EXTRACTED INFORMATION ▸

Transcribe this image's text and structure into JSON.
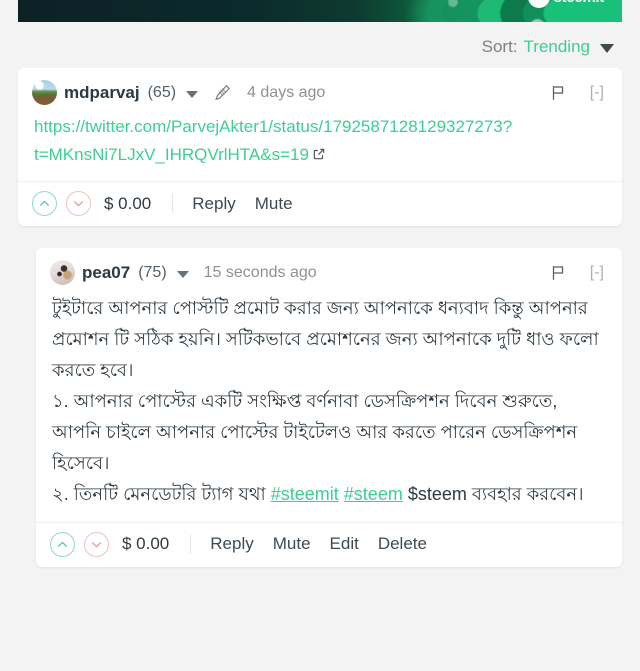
{
  "banner": {
    "logo_name": "steemit-logo-icon",
    "wordmark": "steemit"
  },
  "sort": {
    "label": "Sort:",
    "value": "Trending",
    "caret_icon": "chevron-down-icon"
  },
  "comments": [
    {
      "author": "mdparvaj",
      "reputation": "(65)",
      "avatar_name": "avatar-mdparvaj",
      "edited_icon": "pencil-icon",
      "timestamp": "4 days ago",
      "flag_icon": "flag-icon",
      "collapse_toggle": "[-]",
      "body_type": "link",
      "link_text": "https://twitter.com/ParvejAkter1/status/1792587128129327273?t=MKnsNi7LJxV_IHRQVrlHTA&s=19",
      "external_icon": "external-link-icon",
      "upvote_icon": "chevron-up-circle-icon",
      "downvote_icon": "chevron-down-circle-icon",
      "payout": "$ 0.00",
      "actions": [
        "Reply",
        "Mute"
      ]
    },
    {
      "author": "pea07",
      "reputation": "(75)",
      "avatar_name": "avatar-pea07",
      "timestamp": "15 seconds ago",
      "flag_icon": "flag-icon",
      "collapse_toggle": "[-]",
      "body_type": "text",
      "paragraphs": [
        "টুইটারে আপনার পোস্টটি প্রমোট করার জন্য আপনাকে ধন্যবাদ কিন্তু আপনার প্রমোশন টি সঠিক হয়নি। সটিকভাবে প্রমোশনের জন্য আপনাকে দুটি ধাও ফলো করতে হবে।",
        "১. আপনার পোস্টের একটি সংক্ষিপ্ত বর্ণনাবা ডেসক্রিপশন দিবেন শুরুতে, আপনি চাইলে আপনার পোস্টের টাইটেলও আর করতে পারেন ডেসক্রিপশন হিসেবে।"
      ],
      "paragraph3": {
        "before": "২. তিনটি মেনডেটরি ট্যাগ যথা ",
        "tag1": "#steemit",
        "tag2": "#steem",
        "after": " $steem ব্যবহার করবেন।"
      },
      "upvote_icon": "chevron-up-circle-icon",
      "downvote_icon": "chevron-down-circle-icon",
      "payout": "$ 0.00",
      "actions": [
        "Reply",
        "Mute",
        "Edit",
        "Delete"
      ]
    }
  ],
  "colors": {
    "accent_green": "#3ccf92",
    "page_bg": "#f3f3f3",
    "card_bg": "#ffffff",
    "text": "#2e3b42"
  }
}
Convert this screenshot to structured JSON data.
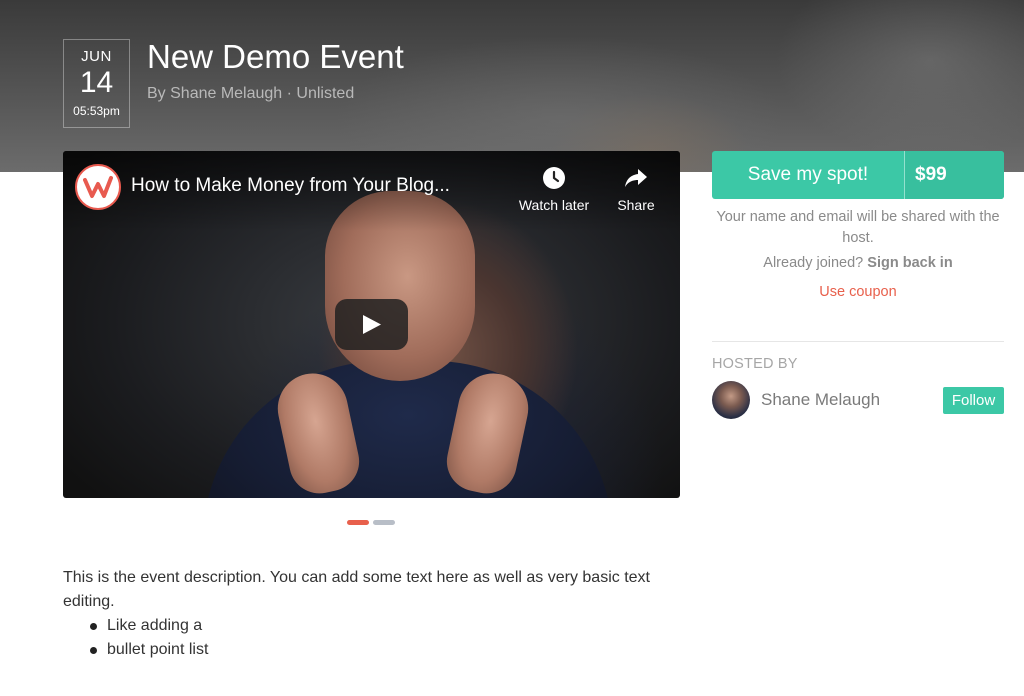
{
  "event": {
    "month": "JUN",
    "day": "14",
    "time": "05:53pm",
    "title": "New Demo Event",
    "meta": "By Shane Melaugh · Unlisted"
  },
  "video": {
    "title": "How to Make Money from Your Blog...",
    "watch_later_label": "Watch later",
    "share_label": "Share",
    "slides_total": 2,
    "slide_active": 1
  },
  "description": {
    "text": "This is the event description. You can add some text here as well as very basic text editing.",
    "bullets": [
      "Like adding a",
      "bullet point list"
    ]
  },
  "registration": {
    "button_label": "Save my spot!",
    "price": "$99",
    "share_note": "Your name and email will be shared with the host.",
    "already_joined": "Already joined?",
    "sign_back_in": "Sign back in",
    "coupon_link": "Use coupon"
  },
  "host": {
    "section_label": "HOSTED BY",
    "name": "Shane Melaugh",
    "follow_label": "Follow"
  },
  "colors": {
    "accent": "#3cc8a6",
    "coupon": "#e8604c"
  }
}
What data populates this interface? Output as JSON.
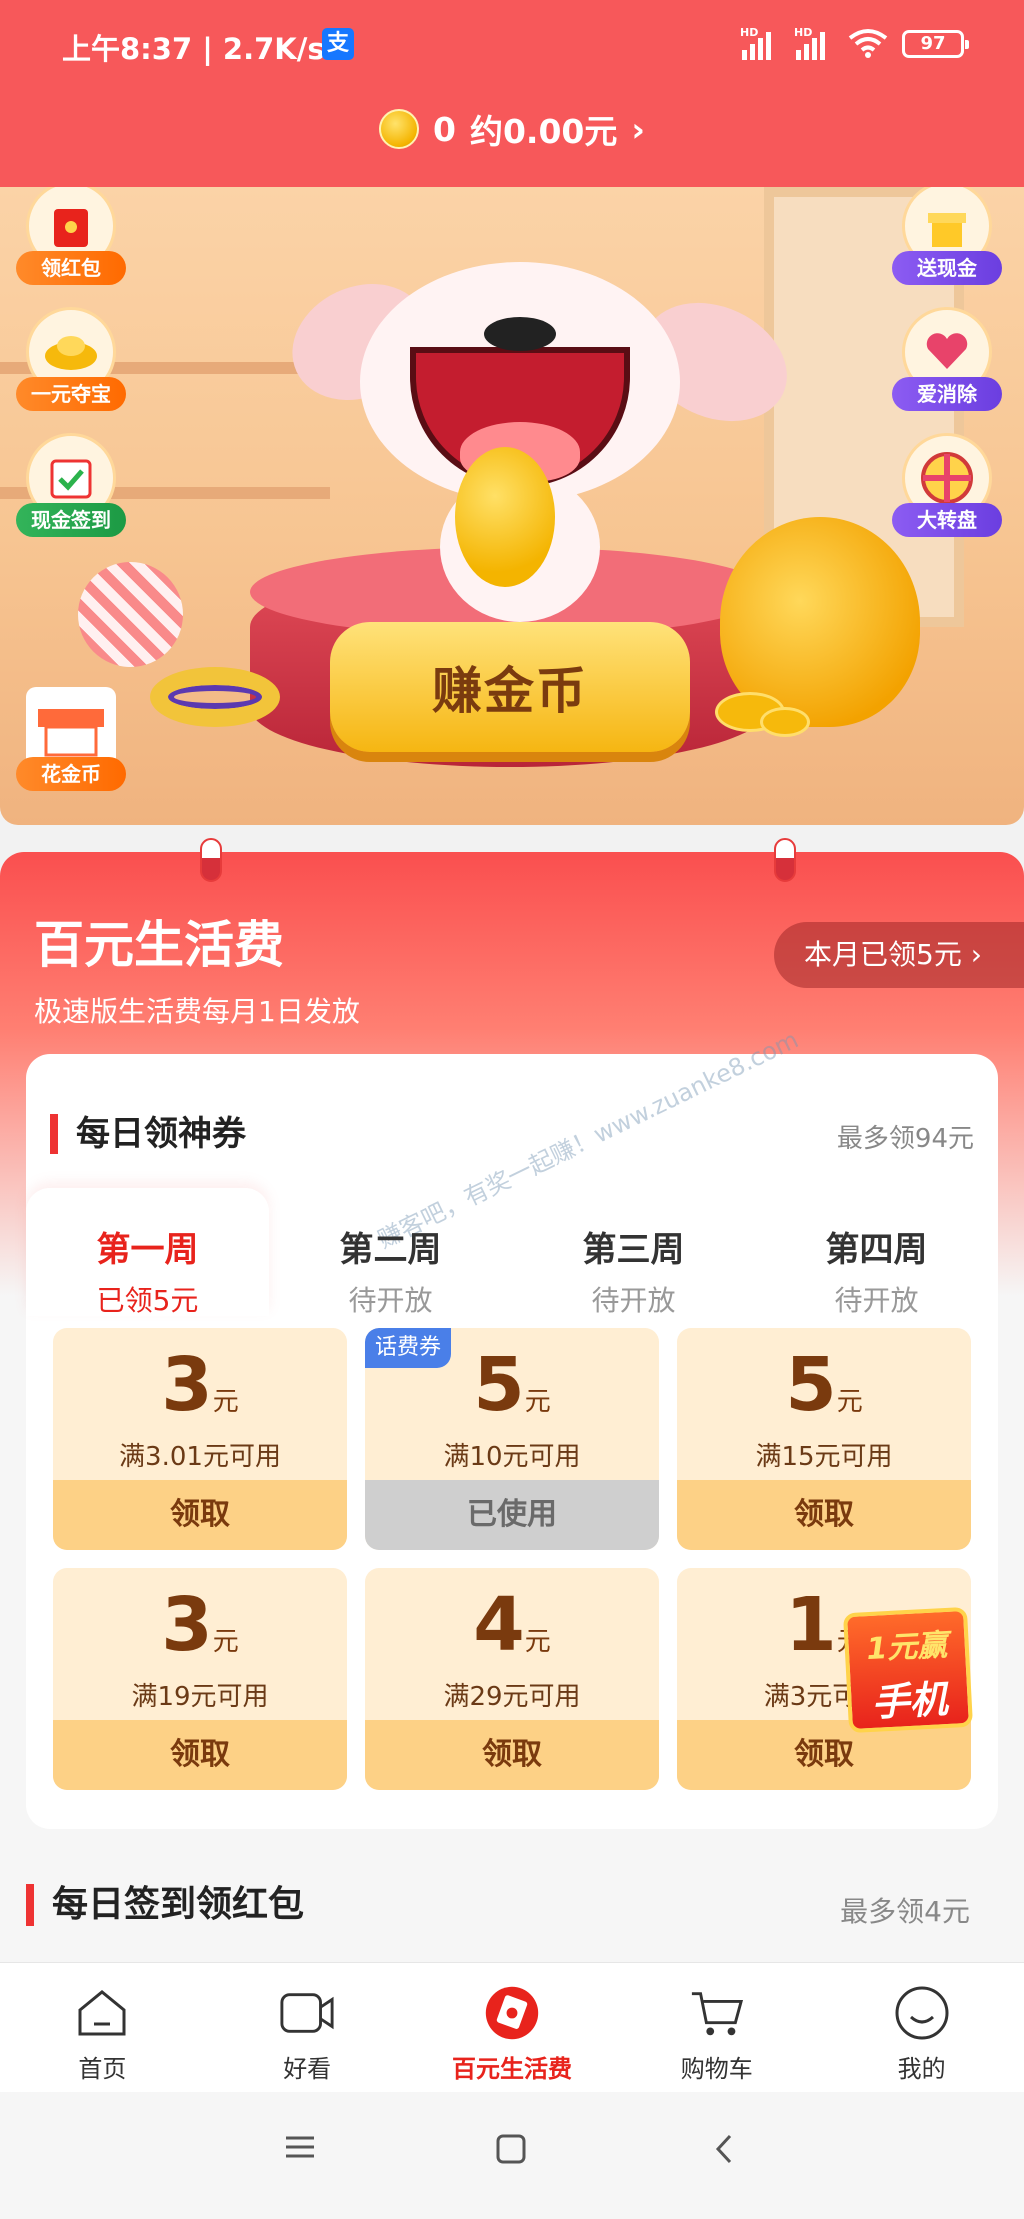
{
  "status": {
    "time": "上午8:37 | 2.7K/s",
    "pay_icon_text": "支",
    "hd1": "HD",
    "hd2": "HD",
    "battery": "97"
  },
  "header": {
    "coins": "0",
    "money": "约0.00元",
    "chevron": "›"
  },
  "hero": {
    "earn_button": "赚金币",
    "left_buttons": [
      {
        "label": "领红包",
        "icon": "red-envelope-icon"
      },
      {
        "label": "一元夺宝",
        "icon": "gold-ingot-icon"
      },
      {
        "label": "现金签到",
        "icon": "calendar-check-icon"
      },
      {
        "label": "花金币",
        "icon": "shop-icon"
      }
    ],
    "right_buttons": [
      {
        "label": "送现金",
        "icon": "gift-cash-icon"
      },
      {
        "label": "爱消除",
        "icon": "heart-box-icon"
      },
      {
        "label": "大转盘",
        "icon": "wheel-icon"
      }
    ]
  },
  "section": {
    "title": "百元生活费",
    "subtitle": "极速版生活费每月1日发放",
    "month_pill": "本月已领5元 ›"
  },
  "panel": {
    "title": "每日领神券",
    "right": "最多领94元",
    "watermark": "赚客吧，有奖一起赚！www.zuanke8.com"
  },
  "weeks": [
    {
      "name": "第一周",
      "status": "已领5元"
    },
    {
      "name": "第二周",
      "status": "待开放"
    },
    {
      "name": "第三周",
      "status": "待开放"
    },
    {
      "name": "第四周",
      "status": "待开放"
    }
  ],
  "coupons": [
    {
      "amount": "3",
      "unit": "元",
      "condition": "满3.01元可用",
      "action": "领取",
      "badge": ""
    },
    {
      "amount": "5",
      "unit": "元",
      "condition": "满10元可用",
      "action": "已使用",
      "badge": "话费券"
    },
    {
      "amount": "5",
      "unit": "元",
      "condition": "满15元可用",
      "action": "领取",
      "badge": ""
    },
    {
      "amount": "3",
      "unit": "元",
      "condition": "满19元可用",
      "action": "领取",
      "badge": ""
    },
    {
      "amount": "4",
      "unit": "元",
      "condition": "满29元可用",
      "action": "领取",
      "badge": ""
    },
    {
      "amount": "1",
      "unit": "元",
      "condition": "满3元可用",
      "action": "领取",
      "badge": ""
    }
  ],
  "promo": {
    "line1": "1元赢",
    "line2": "手机"
  },
  "daily": {
    "title": "每日签到领红包",
    "right": "最多领4元"
  },
  "tabbar": [
    {
      "label": "首页",
      "icon": "home-icon"
    },
    {
      "label": "好看",
      "icon": "video-icon"
    },
    {
      "label": "百元生活费",
      "icon": "red-envelope-tab-icon"
    },
    {
      "label": "购物车",
      "icon": "cart-icon"
    },
    {
      "label": "我的",
      "icon": "profile-icon"
    }
  ],
  "colors": {
    "brand_red": "#f7585a",
    "active_red": "#e8231c",
    "coupon_bg": "#ffeed3"
  }
}
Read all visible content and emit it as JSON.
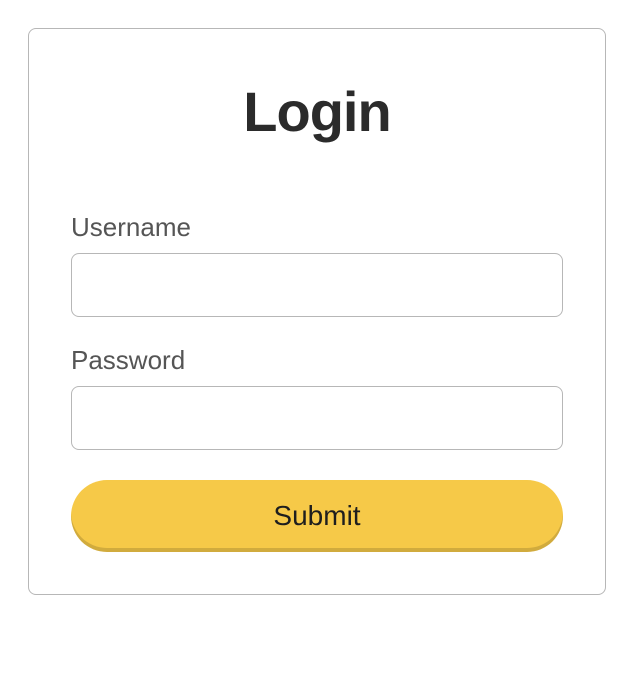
{
  "title": "Login",
  "fields": {
    "username": {
      "label": "Username",
      "value": ""
    },
    "password": {
      "label": "Password",
      "value": ""
    }
  },
  "submit_label": "Submit",
  "colors": {
    "accent": "#f6c948"
  }
}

SET PROBLEM ▸
Leave out the pictures, and please output only the lines from the line that contains "Read all visible content and emit it as JSON." through the end of the data, both ends included.

ANSWER ▸
Read all visible content and emit it as JSON.
{
  "title": "Login",
  "fields": {
    "username": {
      "label": "Username",
      "value": ""
    },
    "password": {
      "label": "Password",
      "value": ""
    }
  },
  "submit_label": "Submit",
  "colors": {
    "accent": "#f6c948"
  }
}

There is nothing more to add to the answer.